>> begin The records

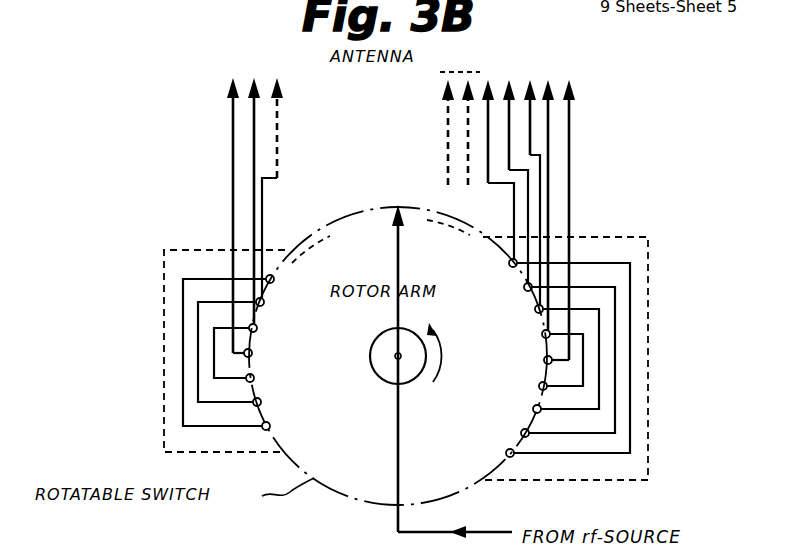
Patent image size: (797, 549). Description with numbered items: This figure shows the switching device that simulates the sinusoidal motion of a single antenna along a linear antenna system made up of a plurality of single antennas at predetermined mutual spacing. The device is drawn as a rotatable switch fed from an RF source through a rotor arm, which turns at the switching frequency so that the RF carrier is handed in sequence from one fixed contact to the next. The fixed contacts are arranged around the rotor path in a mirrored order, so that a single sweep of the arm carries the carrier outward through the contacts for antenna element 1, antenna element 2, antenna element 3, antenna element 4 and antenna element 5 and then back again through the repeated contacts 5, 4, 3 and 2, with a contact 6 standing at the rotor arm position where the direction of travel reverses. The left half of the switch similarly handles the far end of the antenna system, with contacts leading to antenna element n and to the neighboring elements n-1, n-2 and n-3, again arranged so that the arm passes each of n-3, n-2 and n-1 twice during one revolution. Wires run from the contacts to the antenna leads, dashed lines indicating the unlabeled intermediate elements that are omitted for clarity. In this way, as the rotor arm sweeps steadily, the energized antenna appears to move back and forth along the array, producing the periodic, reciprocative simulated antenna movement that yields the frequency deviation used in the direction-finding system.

The antenna element 1 / switch contact 1 is at (553, 216).
The antenna element 2 / switch contacts 2 is at (553, 229).
The antenna element 3 / switch contacts 3 is at (558, 240).
The antenna element 4 / switch contacts 4 is at (559, 252).
The antenna element 5 / switch contacts 5 is at (556, 262).
The rotor arm contact 6 is at (425, 368).
The antenna element n / switch contact n is at (245, 210).
The antenna element n-1 / switch contacts n-1 is at (248, 222).
The antenna element n-2 / switch contacts n-2 is at (244, 352).
The antenna element n-3 / switch contacts n-3 is at (242, 353).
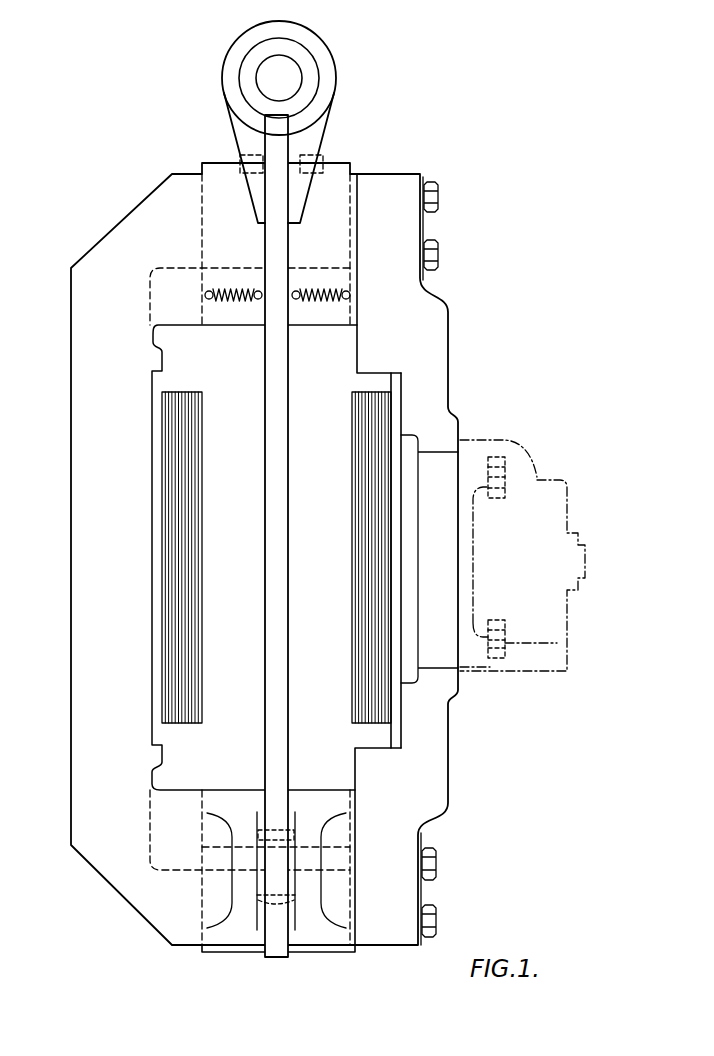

>> end The records

◆ Prompt: From the data above, extract each line that contains the word "rotor".

◆ Task response:
Patent image size: (797, 549). Description with numbered items: This figure shows the switching device that simulates the sinusoidal motion of a single antenna along a linear antenna system made up of a plurality of single antennas at predetermined mutual spacing. The device is drawn as a rotatable switch fed from an RF source through a rotor arm, which turns at the switching frequency so that the RF carrier is handed in sequence from one fixed contact to the next. The fixed contacts are arranged around the rotor path in a mirrored order, so that a single sweep of the arm carries the carrier outward through the contacts for antenna element 1, antenna element 2, antenna element 3, antenna element 4 and antenna element 5 and then back again through the repeated contacts 5, 4, 3 and 2, with a contact 6 standing at the rotor arm position where the direction of travel reverses. The left half of the switch similarly handles the far end of the antenna system, with contacts leading to antenna element n and to the neighboring elements n-1, n-2 and n-3, again arranged so that the arm passes each of n-3, n-2 and n-1 twice during one revolution. Wires run from the contacts to the antenna leads, dashed lines indicating the unlabeled intermediate elements that are omitted for clarity. In this way, as the rotor arm sweeps steadily, the energized antenna appears to move back and forth along the array, producing the periodic, reciprocative simulated antenna movement that yields the frequency deviation used in the direction-finding system.
The rotor arm contact 6 is at (425, 368).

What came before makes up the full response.